_Set task_
Pull every "text" line out of the data below.

++++ Stored data ++++

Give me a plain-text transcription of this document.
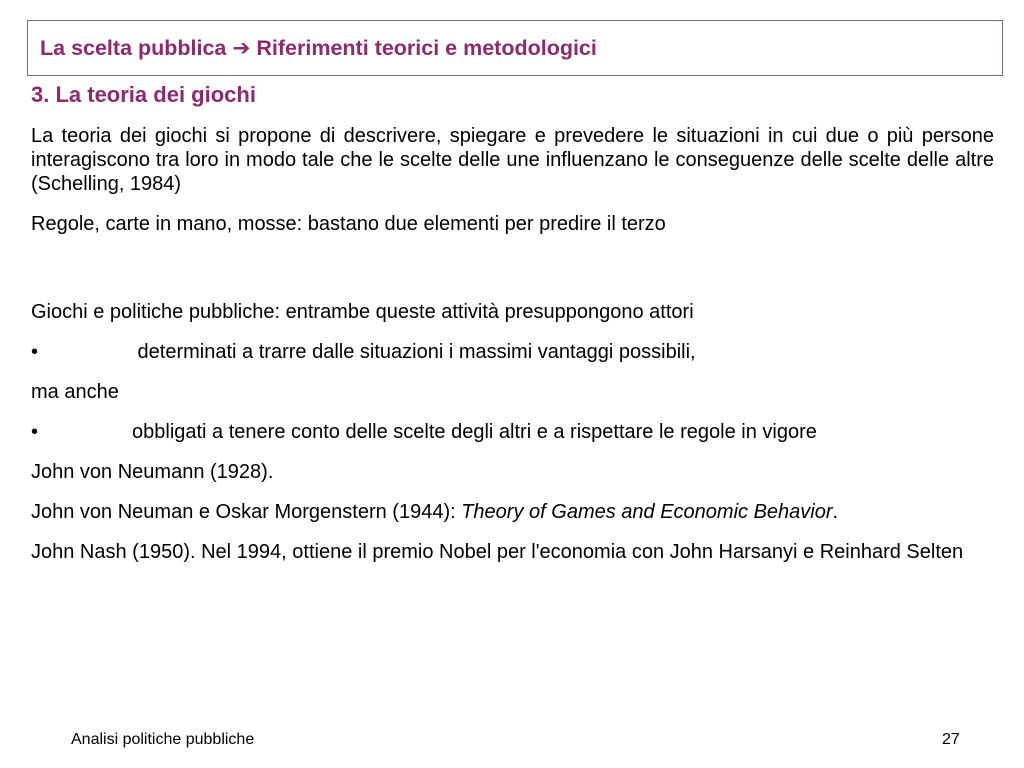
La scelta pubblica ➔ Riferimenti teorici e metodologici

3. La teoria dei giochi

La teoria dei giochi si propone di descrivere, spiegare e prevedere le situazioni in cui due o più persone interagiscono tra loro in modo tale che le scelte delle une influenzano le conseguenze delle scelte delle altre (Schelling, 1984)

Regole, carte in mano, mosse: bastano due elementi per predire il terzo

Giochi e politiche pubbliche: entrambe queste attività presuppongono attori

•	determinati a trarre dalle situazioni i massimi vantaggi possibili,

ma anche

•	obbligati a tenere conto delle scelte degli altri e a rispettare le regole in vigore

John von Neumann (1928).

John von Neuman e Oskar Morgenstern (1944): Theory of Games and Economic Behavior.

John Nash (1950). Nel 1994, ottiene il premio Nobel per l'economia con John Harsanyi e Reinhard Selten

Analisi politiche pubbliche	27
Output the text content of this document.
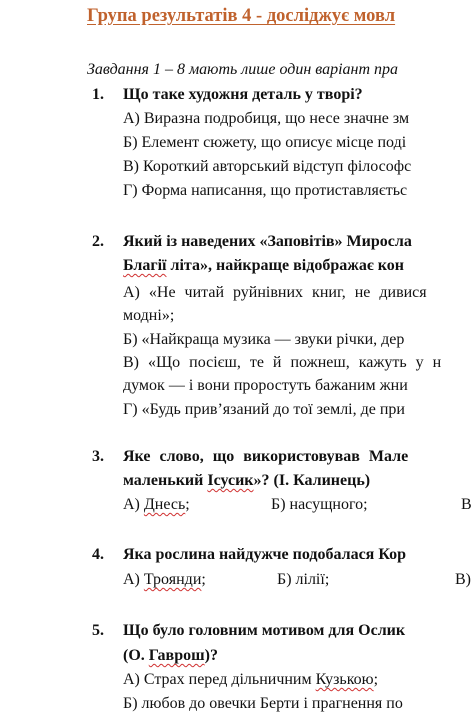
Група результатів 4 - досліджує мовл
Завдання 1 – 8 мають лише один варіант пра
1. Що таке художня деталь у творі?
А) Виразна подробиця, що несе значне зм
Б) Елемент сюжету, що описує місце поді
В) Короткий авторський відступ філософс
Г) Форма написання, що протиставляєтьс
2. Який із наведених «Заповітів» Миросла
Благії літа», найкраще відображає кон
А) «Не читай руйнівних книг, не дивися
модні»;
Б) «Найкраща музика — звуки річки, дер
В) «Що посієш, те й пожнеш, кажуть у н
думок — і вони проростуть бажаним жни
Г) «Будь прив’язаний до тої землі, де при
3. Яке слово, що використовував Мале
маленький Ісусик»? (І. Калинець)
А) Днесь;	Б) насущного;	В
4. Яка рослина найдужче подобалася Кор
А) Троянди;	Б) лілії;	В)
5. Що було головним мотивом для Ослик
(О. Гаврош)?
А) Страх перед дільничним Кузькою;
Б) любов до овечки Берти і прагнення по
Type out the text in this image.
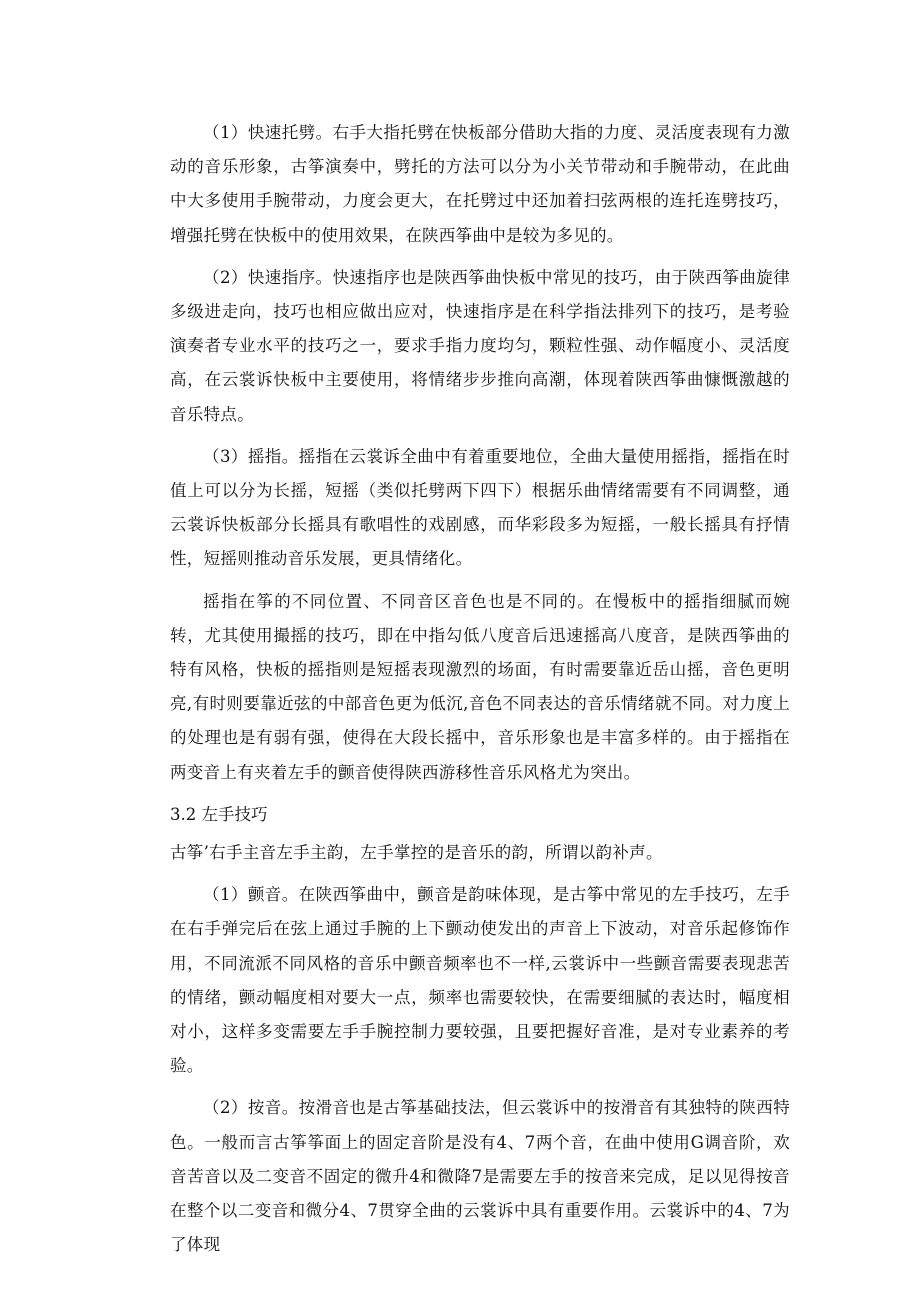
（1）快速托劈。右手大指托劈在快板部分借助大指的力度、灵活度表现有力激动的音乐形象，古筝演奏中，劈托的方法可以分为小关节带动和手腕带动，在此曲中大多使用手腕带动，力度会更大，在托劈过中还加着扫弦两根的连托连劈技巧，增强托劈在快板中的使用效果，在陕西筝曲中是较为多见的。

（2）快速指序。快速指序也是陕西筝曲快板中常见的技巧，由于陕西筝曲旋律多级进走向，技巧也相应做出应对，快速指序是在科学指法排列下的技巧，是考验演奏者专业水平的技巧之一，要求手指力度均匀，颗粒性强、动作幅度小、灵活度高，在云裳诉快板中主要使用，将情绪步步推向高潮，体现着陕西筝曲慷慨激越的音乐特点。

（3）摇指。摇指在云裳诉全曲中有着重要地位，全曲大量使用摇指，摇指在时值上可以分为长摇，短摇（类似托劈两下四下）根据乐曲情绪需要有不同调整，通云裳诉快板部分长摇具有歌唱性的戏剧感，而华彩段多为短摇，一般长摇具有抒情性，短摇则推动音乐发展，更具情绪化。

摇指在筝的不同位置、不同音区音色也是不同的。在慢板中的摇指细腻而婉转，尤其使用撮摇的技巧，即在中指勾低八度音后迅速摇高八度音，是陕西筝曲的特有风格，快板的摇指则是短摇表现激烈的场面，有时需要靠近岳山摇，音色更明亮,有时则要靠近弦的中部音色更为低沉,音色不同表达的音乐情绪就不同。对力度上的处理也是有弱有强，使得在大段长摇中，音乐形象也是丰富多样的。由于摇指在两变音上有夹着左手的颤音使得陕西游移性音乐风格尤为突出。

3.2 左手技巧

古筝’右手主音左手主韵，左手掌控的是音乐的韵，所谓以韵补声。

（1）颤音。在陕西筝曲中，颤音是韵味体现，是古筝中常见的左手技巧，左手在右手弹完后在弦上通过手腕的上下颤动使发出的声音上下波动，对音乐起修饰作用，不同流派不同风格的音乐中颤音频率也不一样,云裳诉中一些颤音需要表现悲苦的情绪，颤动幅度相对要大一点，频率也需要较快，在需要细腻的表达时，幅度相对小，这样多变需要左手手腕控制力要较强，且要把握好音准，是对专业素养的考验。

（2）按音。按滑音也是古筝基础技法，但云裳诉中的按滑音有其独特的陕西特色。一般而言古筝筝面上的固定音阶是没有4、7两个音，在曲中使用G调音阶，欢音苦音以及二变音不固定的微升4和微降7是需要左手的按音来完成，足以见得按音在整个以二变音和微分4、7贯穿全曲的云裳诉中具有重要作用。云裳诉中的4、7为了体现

++++
++++ Stored data ++++

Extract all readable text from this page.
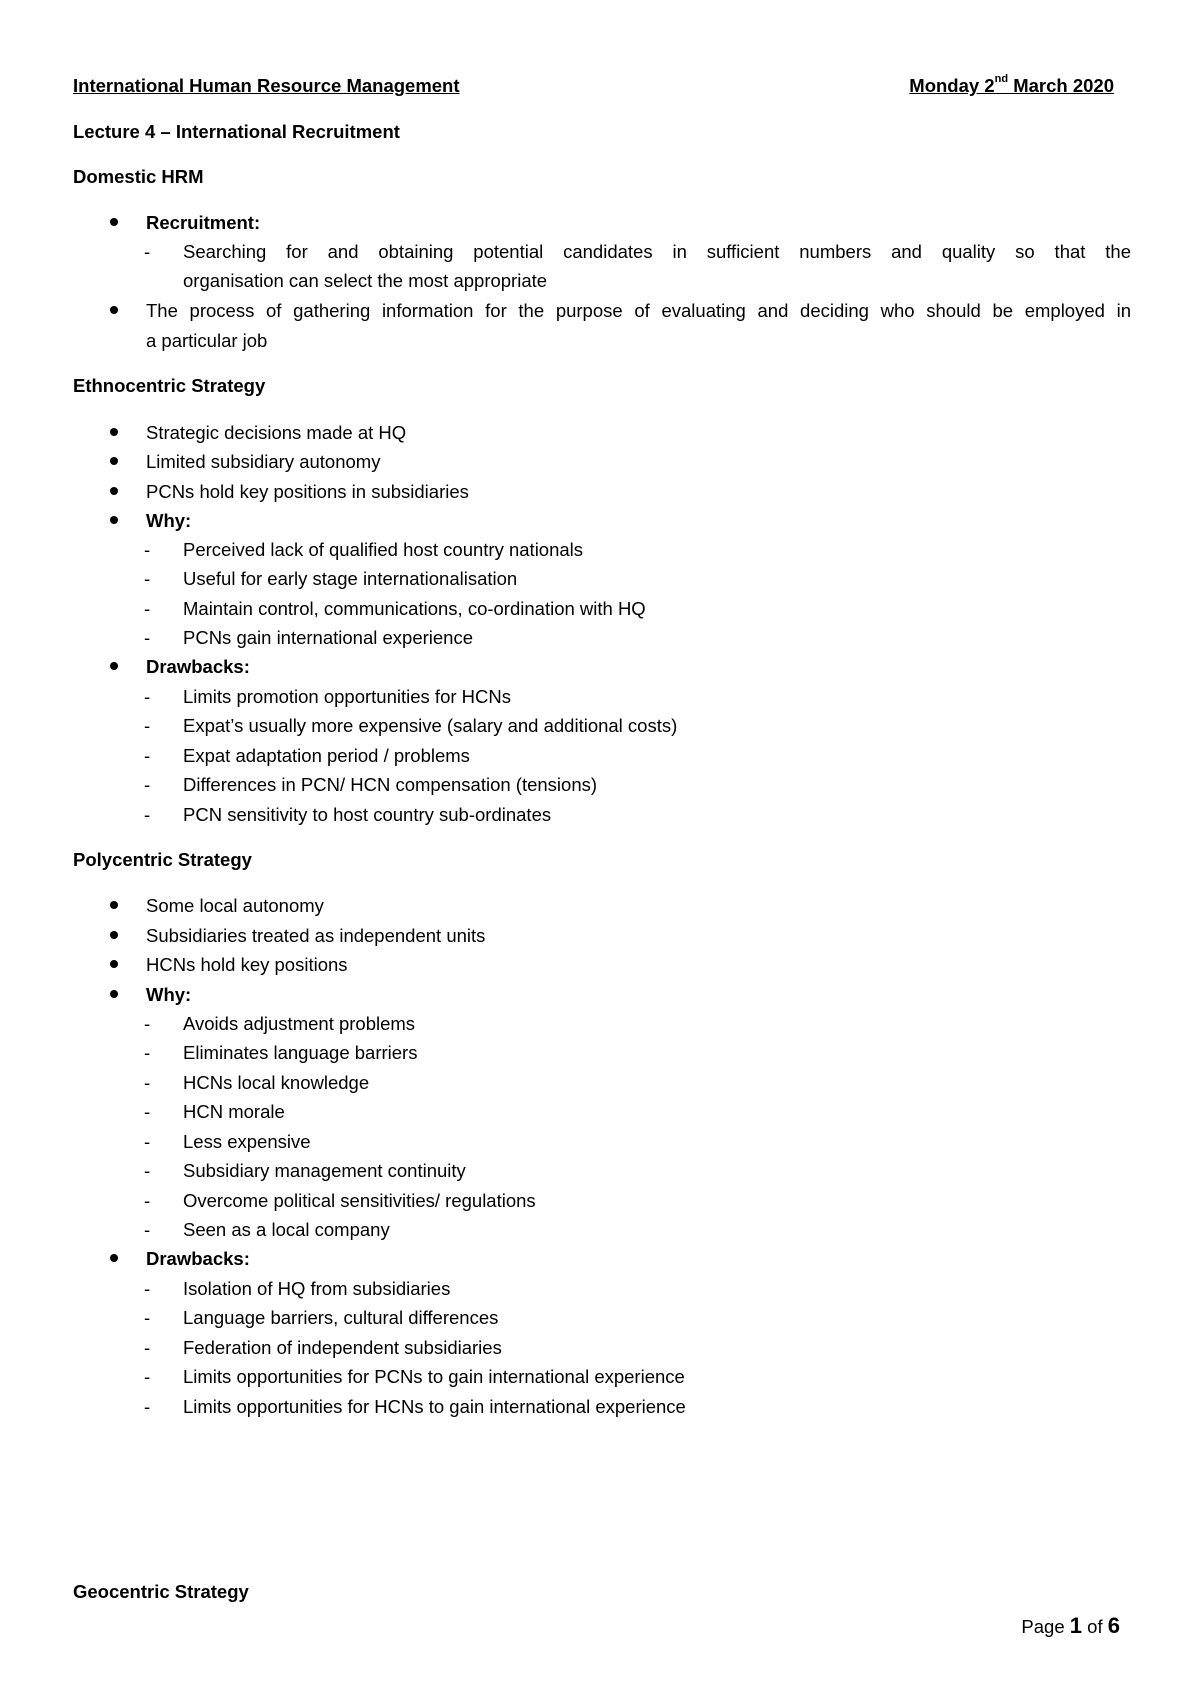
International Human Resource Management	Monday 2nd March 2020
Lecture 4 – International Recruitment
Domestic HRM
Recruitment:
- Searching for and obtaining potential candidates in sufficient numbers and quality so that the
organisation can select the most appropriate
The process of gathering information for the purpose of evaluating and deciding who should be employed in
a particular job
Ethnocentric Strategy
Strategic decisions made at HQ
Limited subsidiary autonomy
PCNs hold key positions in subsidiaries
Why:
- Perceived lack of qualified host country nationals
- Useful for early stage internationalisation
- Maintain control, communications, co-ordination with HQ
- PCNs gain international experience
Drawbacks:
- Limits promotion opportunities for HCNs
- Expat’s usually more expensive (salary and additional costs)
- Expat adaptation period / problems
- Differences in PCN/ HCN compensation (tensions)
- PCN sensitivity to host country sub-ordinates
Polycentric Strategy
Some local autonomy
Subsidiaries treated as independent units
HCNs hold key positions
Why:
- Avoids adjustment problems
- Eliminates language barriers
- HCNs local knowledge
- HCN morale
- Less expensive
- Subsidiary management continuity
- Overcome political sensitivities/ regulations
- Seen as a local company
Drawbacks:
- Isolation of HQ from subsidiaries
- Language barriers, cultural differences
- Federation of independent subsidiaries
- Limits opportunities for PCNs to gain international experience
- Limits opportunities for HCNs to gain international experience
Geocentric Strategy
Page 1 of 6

++++
++++ Stored data ++++

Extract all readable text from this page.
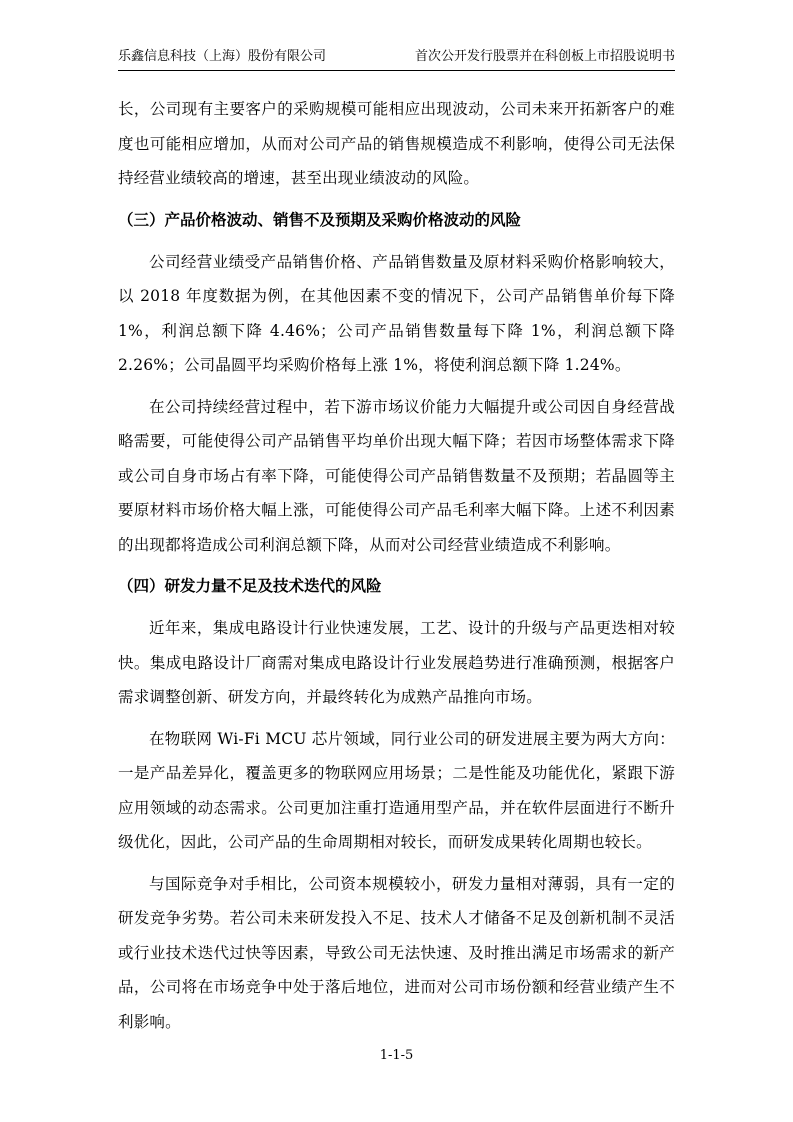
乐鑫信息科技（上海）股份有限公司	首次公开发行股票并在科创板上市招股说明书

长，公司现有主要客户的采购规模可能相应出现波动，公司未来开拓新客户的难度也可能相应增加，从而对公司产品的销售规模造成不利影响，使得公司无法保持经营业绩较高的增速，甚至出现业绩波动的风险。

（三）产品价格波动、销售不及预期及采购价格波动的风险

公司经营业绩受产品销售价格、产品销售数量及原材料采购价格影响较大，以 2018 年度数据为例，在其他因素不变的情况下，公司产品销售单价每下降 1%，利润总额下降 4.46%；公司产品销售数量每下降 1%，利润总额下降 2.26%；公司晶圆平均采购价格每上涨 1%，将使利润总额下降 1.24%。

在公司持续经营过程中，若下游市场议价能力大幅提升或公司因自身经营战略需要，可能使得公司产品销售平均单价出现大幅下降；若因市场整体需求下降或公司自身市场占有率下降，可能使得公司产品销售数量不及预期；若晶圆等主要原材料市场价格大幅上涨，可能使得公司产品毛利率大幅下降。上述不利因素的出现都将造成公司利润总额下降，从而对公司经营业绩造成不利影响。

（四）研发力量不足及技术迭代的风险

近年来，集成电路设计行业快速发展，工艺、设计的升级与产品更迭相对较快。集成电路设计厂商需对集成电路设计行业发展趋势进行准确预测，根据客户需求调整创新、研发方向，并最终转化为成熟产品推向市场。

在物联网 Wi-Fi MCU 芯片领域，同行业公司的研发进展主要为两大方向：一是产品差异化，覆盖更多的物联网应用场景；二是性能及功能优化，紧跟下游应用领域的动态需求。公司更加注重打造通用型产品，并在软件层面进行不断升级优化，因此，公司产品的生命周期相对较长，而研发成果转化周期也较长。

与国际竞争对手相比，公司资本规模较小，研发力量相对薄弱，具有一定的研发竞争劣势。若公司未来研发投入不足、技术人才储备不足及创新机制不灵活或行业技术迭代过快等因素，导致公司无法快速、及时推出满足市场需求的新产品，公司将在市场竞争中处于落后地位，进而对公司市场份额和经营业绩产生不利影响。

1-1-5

++++

_Exercise response_
Give me a plain-text transcription of this document.
Output the text content of this document.
Type out the text in this image.
Extract all readable text from this page.
Extract all readable text from this page.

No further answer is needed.